* **Chart and figure data**:
· · · · ·

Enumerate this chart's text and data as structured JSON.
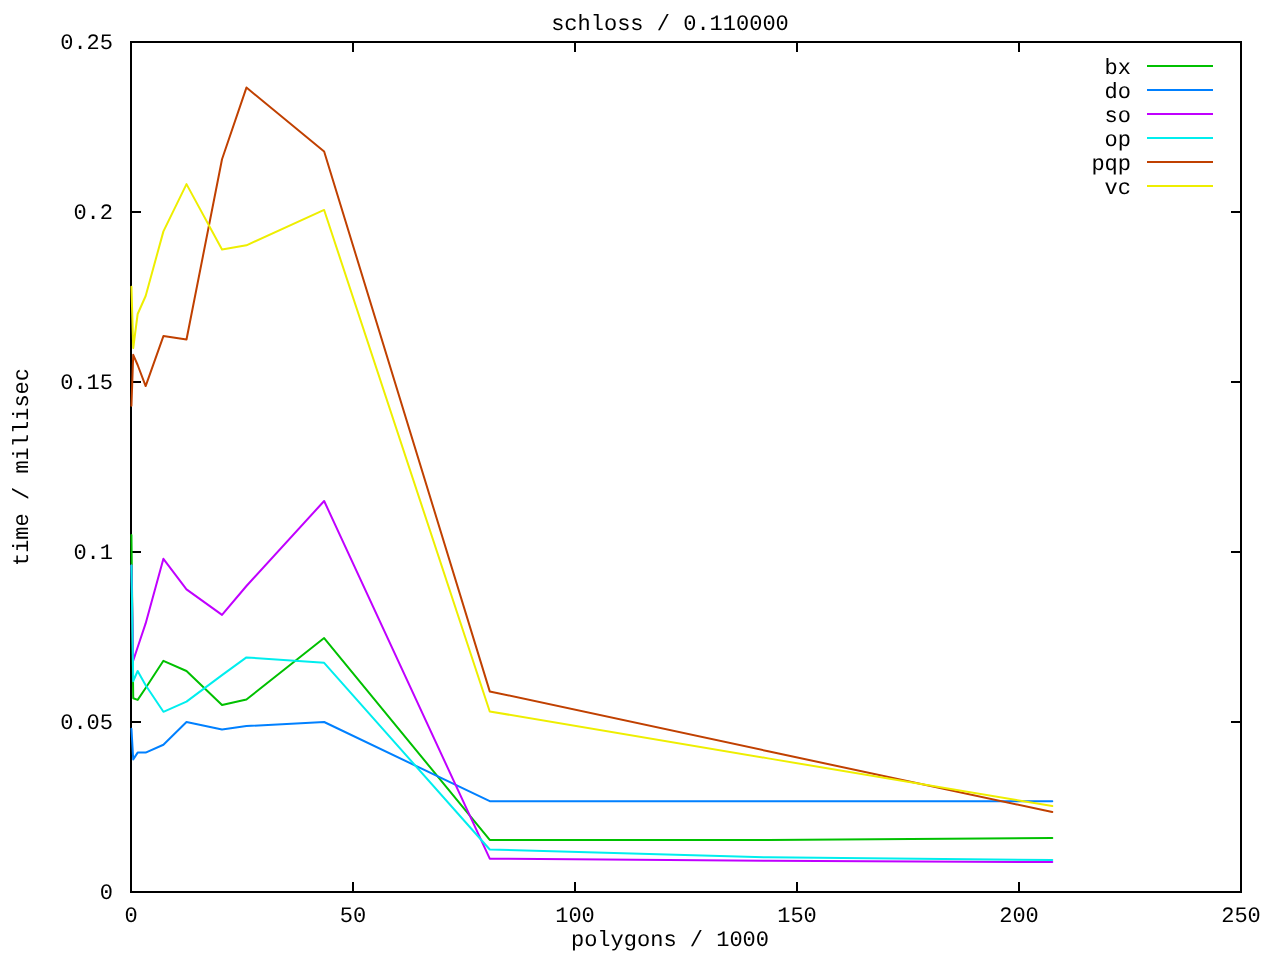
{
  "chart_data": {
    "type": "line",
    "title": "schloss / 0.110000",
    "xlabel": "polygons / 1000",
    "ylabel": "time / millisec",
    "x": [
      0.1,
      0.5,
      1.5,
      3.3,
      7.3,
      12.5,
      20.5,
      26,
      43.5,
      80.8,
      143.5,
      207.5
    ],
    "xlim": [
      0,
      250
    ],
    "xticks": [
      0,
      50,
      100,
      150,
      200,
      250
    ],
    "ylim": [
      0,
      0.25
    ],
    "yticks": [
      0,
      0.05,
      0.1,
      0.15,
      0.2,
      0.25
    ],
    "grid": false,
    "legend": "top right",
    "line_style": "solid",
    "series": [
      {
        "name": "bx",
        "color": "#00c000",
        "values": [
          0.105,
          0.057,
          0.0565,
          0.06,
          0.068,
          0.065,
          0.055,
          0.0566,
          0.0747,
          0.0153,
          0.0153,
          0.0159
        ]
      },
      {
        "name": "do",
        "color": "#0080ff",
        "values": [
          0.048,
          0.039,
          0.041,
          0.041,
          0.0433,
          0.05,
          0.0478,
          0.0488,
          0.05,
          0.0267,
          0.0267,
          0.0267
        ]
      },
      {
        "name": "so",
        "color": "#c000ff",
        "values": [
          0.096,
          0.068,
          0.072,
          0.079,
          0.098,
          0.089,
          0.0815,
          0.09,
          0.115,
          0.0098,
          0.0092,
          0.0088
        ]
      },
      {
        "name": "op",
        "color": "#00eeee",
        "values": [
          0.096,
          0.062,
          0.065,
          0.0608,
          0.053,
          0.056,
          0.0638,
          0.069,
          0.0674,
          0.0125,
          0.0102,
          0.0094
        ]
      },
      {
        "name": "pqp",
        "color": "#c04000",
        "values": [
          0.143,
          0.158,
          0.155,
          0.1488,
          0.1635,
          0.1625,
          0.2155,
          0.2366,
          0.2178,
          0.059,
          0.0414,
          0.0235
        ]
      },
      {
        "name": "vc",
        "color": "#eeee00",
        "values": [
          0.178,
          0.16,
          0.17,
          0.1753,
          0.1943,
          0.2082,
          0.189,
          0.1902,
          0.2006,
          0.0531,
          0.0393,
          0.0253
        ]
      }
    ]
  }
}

· · · · ·

* **What to work on**: Will you set down the records word for word while leaving out every picture?

* **Solution for this exercise**:
Enumerate this chart's text and data as structured JSON.
{
  "chart_data": {
    "type": "line",
    "title": "schloss / 0.110000",
    "xlabel": "polygons / 1000",
    "ylabel": "time / millisec",
    "x": [
      0.1,
      0.5,
      1.5,
      3.3,
      7.3,
      12.5,
      20.5,
      26,
      43.5,
      80.8,
      143.5,
      207.5
    ],
    "xlim": [
      0,
      250
    ],
    "xticks": [
      0,
      50,
      100,
      150,
      200,
      250
    ],
    "ylim": [
      0,
      0.25
    ],
    "yticks": [
      0,
      0.05,
      0.1,
      0.15,
      0.2,
      0.25
    ],
    "grid": false,
    "legend": "top right",
    "line_style": "solid",
    "series": [
      {
        "name": "bx",
        "color": "#00c000",
        "values": [
          0.105,
          0.057,
          0.0565,
          0.06,
          0.068,
          0.065,
          0.055,
          0.0566,
          0.0747,
          0.0153,
          0.0153,
          0.0159
        ]
      },
      {
        "name": "do",
        "color": "#0080ff",
        "values": [
          0.048,
          0.039,
          0.041,
          0.041,
          0.0433,
          0.05,
          0.0478,
          0.0488,
          0.05,
          0.0267,
          0.0267,
          0.0267
        ]
      },
      {
        "name": "so",
        "color": "#c000ff",
        "values": [
          0.096,
          0.068,
          0.072,
          0.079,
          0.098,
          0.089,
          0.0815,
          0.09,
          0.115,
          0.0098,
          0.0092,
          0.0088
        ]
      },
      {
        "name": "op",
        "color": "#00eeee",
        "values": [
          0.096,
          0.062,
          0.065,
          0.0608,
          0.053,
          0.056,
          0.0638,
          0.069,
          0.0674,
          0.0125,
          0.0102,
          0.0094
        ]
      },
      {
        "name": "pqp",
        "color": "#c04000",
        "values": [
          0.143,
          0.158,
          0.155,
          0.1488,
          0.1635,
          0.1625,
          0.2155,
          0.2366,
          0.2178,
          0.059,
          0.0414,
          0.0235
        ]
      },
      {
        "name": "vc",
        "color": "#eeee00",
        "values": [
          0.178,
          0.16,
          0.17,
          0.1753,
          0.1943,
          0.2082,
          0.189,
          0.1902,
          0.2006,
          0.0531,
          0.0393,
          0.0253
        ]
      }
    ]
  }
}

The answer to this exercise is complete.